» Rows from a dataset
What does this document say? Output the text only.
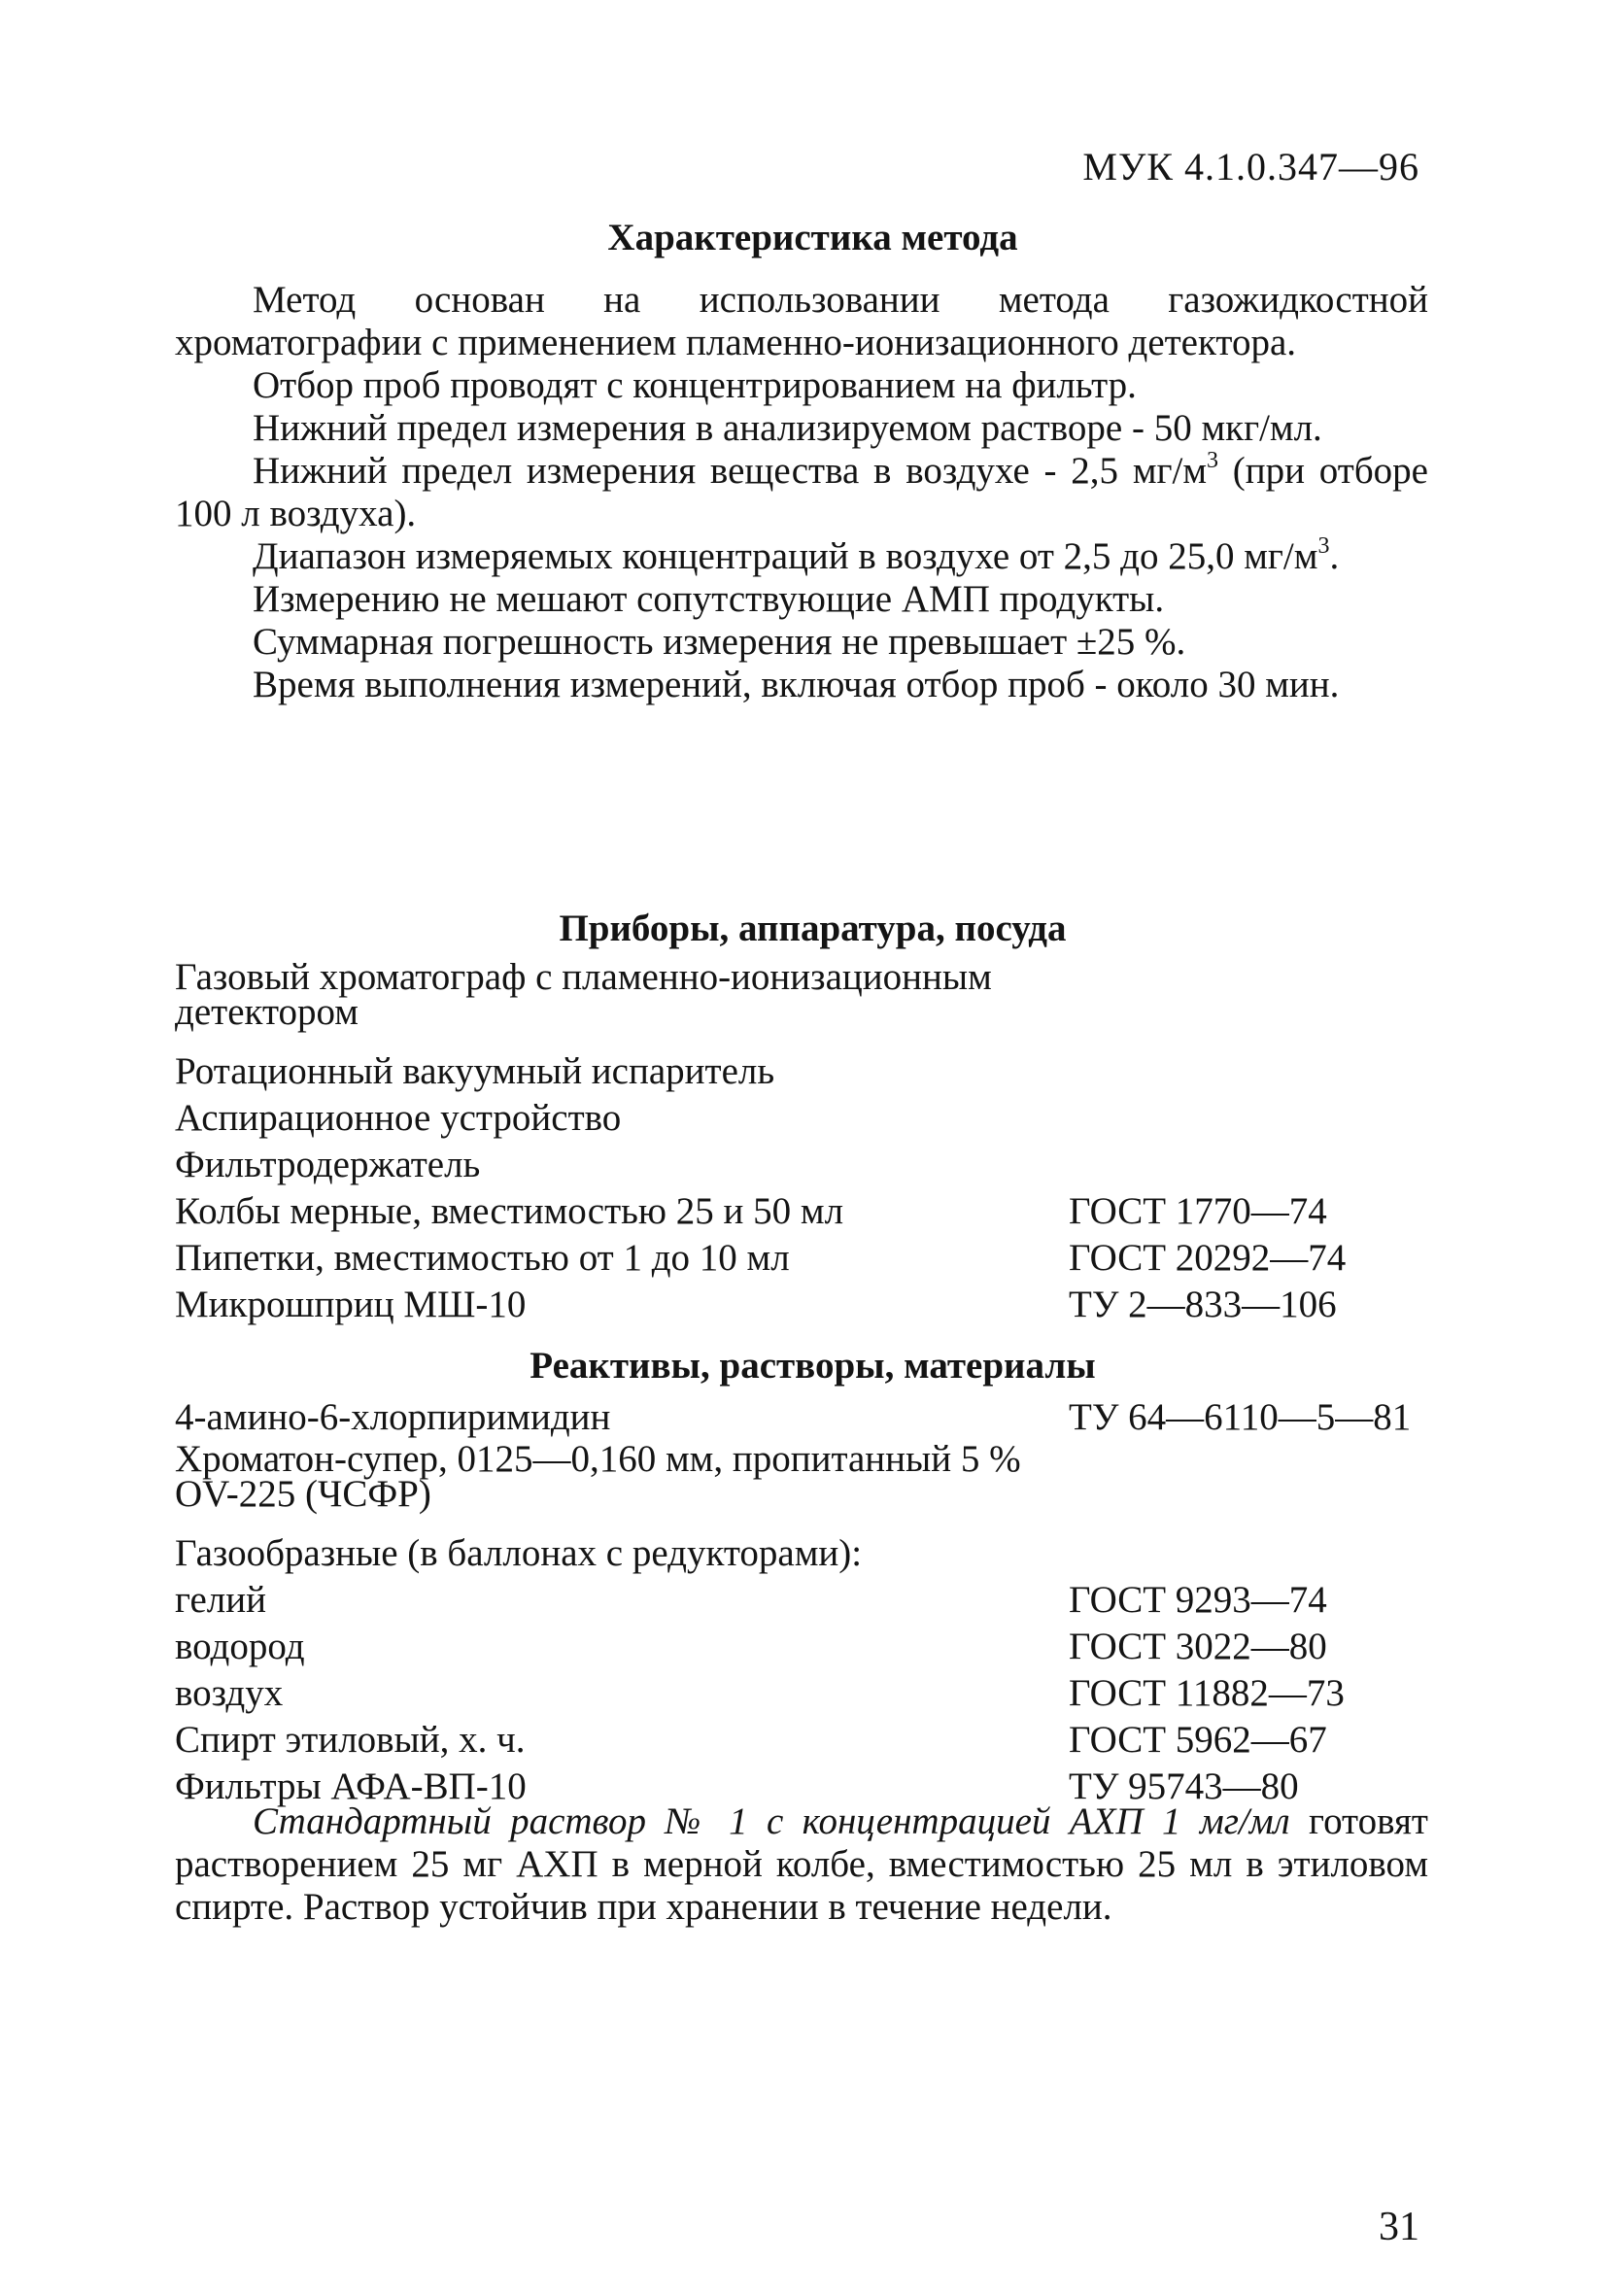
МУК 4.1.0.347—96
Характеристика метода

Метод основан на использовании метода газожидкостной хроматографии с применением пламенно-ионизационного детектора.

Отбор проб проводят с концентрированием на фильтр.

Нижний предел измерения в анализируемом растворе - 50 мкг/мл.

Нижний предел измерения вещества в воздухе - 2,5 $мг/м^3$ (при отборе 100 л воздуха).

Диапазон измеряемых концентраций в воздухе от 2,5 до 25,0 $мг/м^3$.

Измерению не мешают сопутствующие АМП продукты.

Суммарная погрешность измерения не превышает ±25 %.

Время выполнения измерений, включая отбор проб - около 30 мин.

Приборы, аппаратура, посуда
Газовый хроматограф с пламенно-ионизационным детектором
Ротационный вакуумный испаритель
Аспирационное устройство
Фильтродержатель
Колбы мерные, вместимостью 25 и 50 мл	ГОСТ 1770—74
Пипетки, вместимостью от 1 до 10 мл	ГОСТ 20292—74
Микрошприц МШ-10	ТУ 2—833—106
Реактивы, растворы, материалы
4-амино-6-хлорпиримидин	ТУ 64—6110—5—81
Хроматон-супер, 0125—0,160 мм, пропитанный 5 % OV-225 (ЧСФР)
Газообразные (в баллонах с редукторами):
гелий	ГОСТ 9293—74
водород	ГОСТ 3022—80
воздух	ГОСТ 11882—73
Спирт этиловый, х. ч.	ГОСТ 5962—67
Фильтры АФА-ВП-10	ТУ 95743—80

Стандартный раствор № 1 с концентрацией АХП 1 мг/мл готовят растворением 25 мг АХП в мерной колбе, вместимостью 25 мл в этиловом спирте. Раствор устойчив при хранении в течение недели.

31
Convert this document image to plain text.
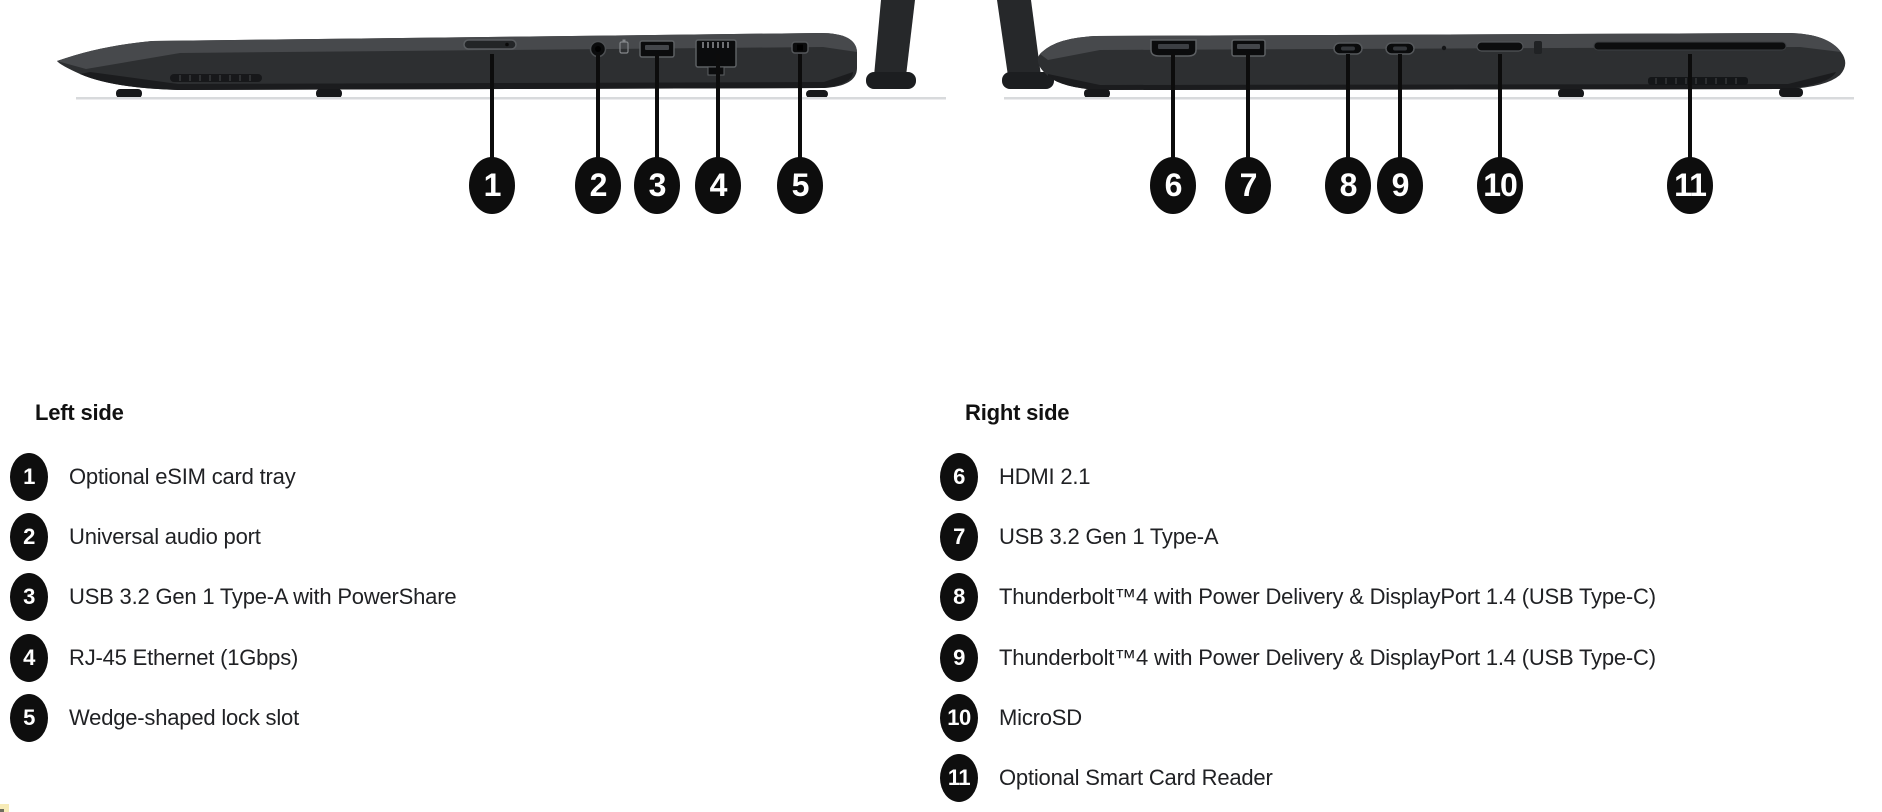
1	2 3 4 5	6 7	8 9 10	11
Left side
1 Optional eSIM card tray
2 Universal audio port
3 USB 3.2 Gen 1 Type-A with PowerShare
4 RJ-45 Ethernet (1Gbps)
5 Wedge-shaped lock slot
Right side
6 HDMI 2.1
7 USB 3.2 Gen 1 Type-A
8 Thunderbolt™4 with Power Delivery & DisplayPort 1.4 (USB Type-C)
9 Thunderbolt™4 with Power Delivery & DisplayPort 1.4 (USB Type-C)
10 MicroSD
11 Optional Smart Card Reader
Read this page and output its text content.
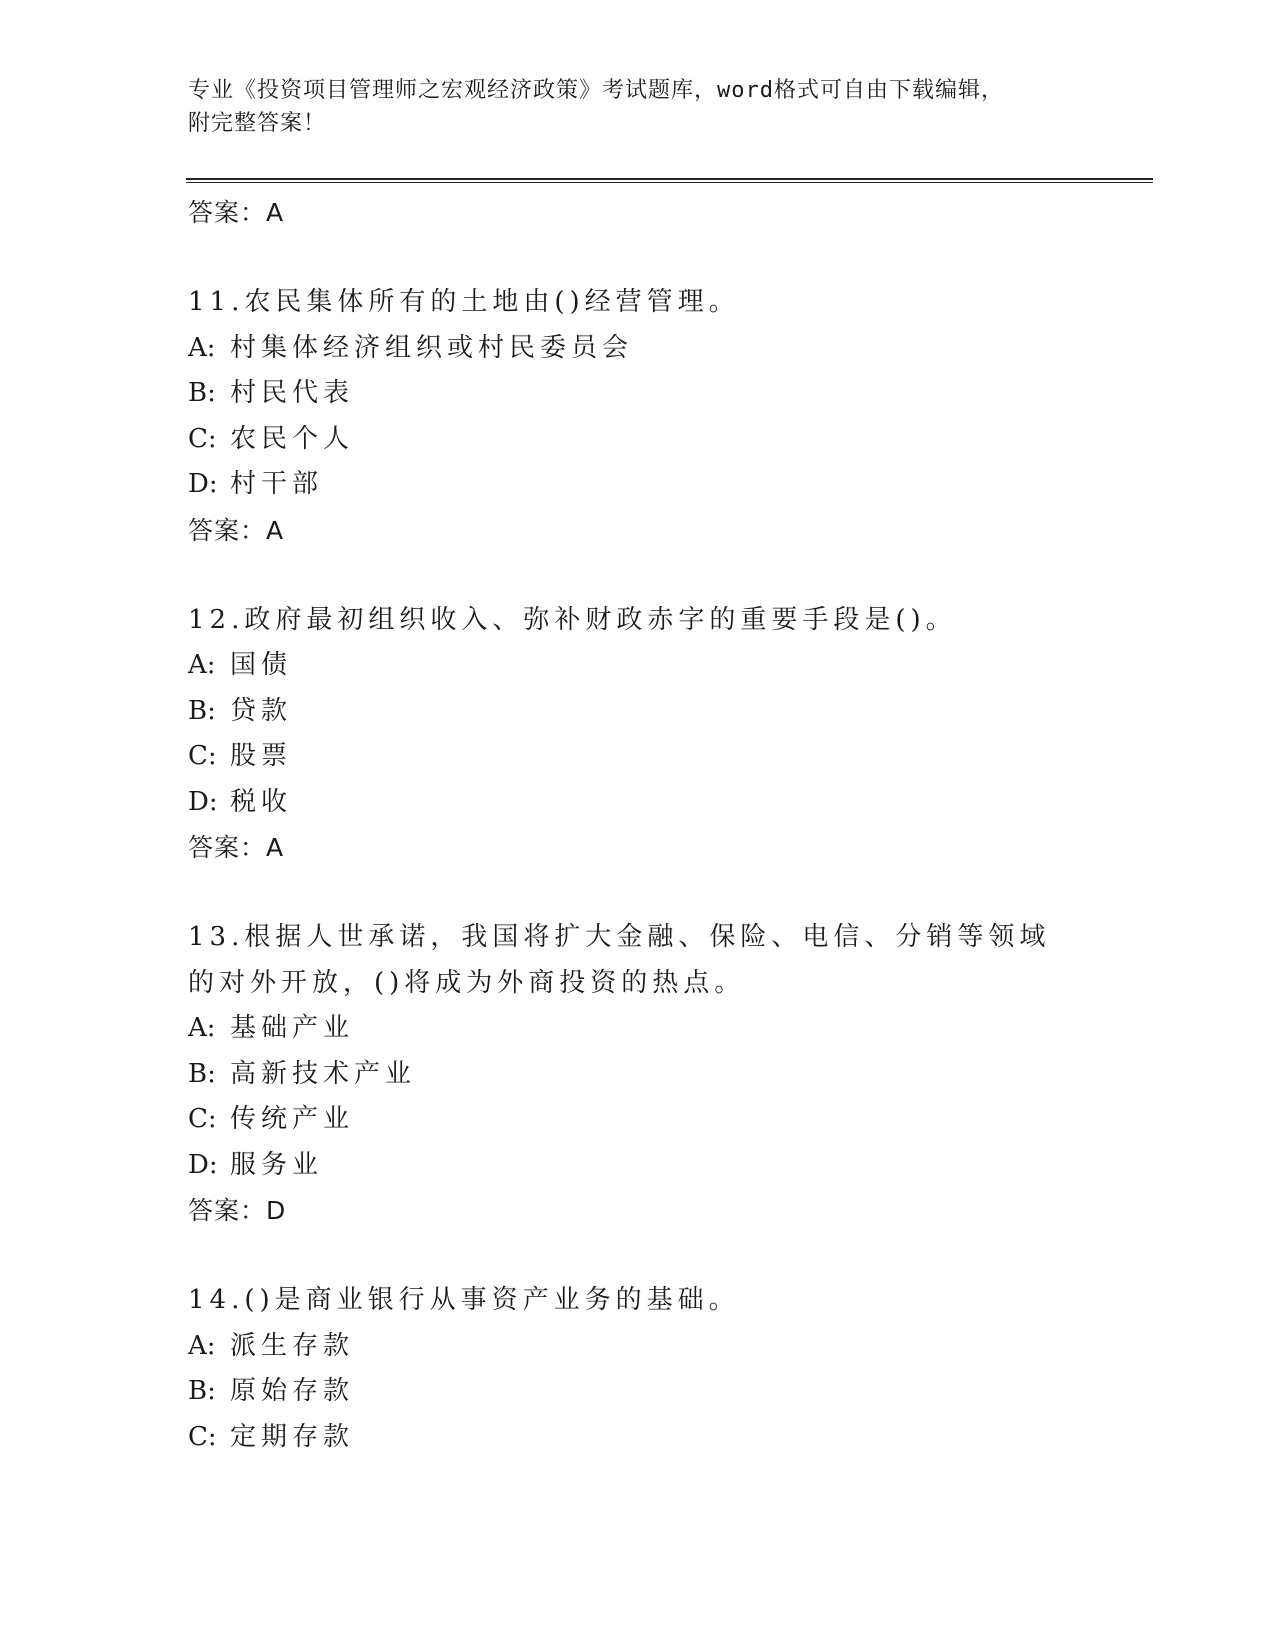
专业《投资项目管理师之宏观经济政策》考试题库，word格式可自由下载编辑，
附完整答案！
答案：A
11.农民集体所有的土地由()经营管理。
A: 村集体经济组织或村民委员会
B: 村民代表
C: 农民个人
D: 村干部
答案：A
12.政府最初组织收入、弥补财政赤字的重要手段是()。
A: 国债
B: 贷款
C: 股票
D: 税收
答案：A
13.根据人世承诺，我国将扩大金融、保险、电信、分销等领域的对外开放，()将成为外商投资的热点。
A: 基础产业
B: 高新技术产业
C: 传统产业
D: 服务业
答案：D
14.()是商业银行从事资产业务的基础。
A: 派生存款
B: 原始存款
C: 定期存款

» Directions
Send back the data above word for word, with the pictures left out.

» Result
What does this document say? Output the text only.
МУК 4.1.0.347—96
Характеристика метода

Метод основан на использовании метода газожидкостной хроматографии с применением пламенно-ионизационного детектора.

Отбор проб проводят с концентрированием на фильтр.

Нижний предел измерения в анализируемом растворе - 50 мкг/мл.

Нижний предел измерения вещества в воздухе - 2,5 $мг/м^3$ (при отборе 100 л воздуха).

Диапазон измеряемых концентраций в воздухе от 2,5 до 25,0 $мг/м^3$.

Измерению не мешают сопутствующие АМП продукты.

Суммарная погрешность измерения не превышает ±25 %.

Время выполнения измерений, включая отбор проб - около 30 мин.

Приборы, аппаратура, посуда
Газовый хроматограф с пламенно-ионизационным детектором
Ротационный вакуумный испаритель
Аспирационное устройство
Фильтродержатель
Колбы мерные, вместимостью 25 и 50 мл	ГОСТ 1770—74
Пипетки, вместимостью от 1 до 10 мл	ГОСТ 20292—74
Микрошприц МШ-10	ТУ 2—833—106
Реактивы, растворы, материалы
4-амино-6-хлорпиримидин	ТУ 64—6110—5—81
Хроматон-супер, 0125—0,160 мм, пропитанный 5 % OV-225 (ЧСФР)
Газообразные (в баллонах с редукторами):
гелий	ГОСТ 9293—74
водород	ГОСТ 3022—80
воздух	ГОСТ 11882—73
Спирт этиловый, х. ч.	ГОСТ 5962—67
Фильтры АФА-ВП-10	ТУ 95743—80

Стандартный раствор № 1 с концентрацией АХП 1 мг/мл готовят растворением 25 мг АХП в мерной колбе, вместимостью 25 мл в этиловом спирте. Раствор устойчив при хранении в течение недели.

31
Convert this document image to plain text.
1	2 3 4 5	6 7	8 9 10	11
Left side
1 Optional eSIM card tray
2 Universal audio port
3 USB 3.2 Gen 1 Type-A with PowerShare
4 RJ-45 Ethernet (1Gbps)
5 Wedge-shaped lock slot
Right side
6 HDMI 2.1
7 USB 3.2 Gen 1 Type-A
8 Thunderbolt™4 with Power Delivery & DisplayPort 1.4 (USB Type-C)
9 Thunderbolt™4 with Power Delivery & DisplayPort 1.4 (USB Type-C)
10 MicroSD
11 Optional Smart Card Reader
Read this page and output its text content.
专业《投资项目管理师之宏观经济政策》考试题库，word格式可自由下载编辑，
附完整答案！
答案：A
11.农民集体所有的土地由()经营管理。
A: 村集体经济组织或村民委员会
B: 村民代表
C: 农民个人
D: 村干部
答案：A
12.政府最初组织收入、弥补财政赤字的重要手段是()。
A: 国债
B: 贷款
C: 股票
D: 税收
答案：A
13.根据人世承诺，我国将扩大金融、保险、电信、分销等领域的对外开放，()将成为外商投资的热点。
A: 基础产业
B: 高新技术产业
C: 传统产业
D: 服务业
答案：D
14.()是商业银行从事资产业务的基础。
A: 派生存款
B: 原始存款
C: 定期存款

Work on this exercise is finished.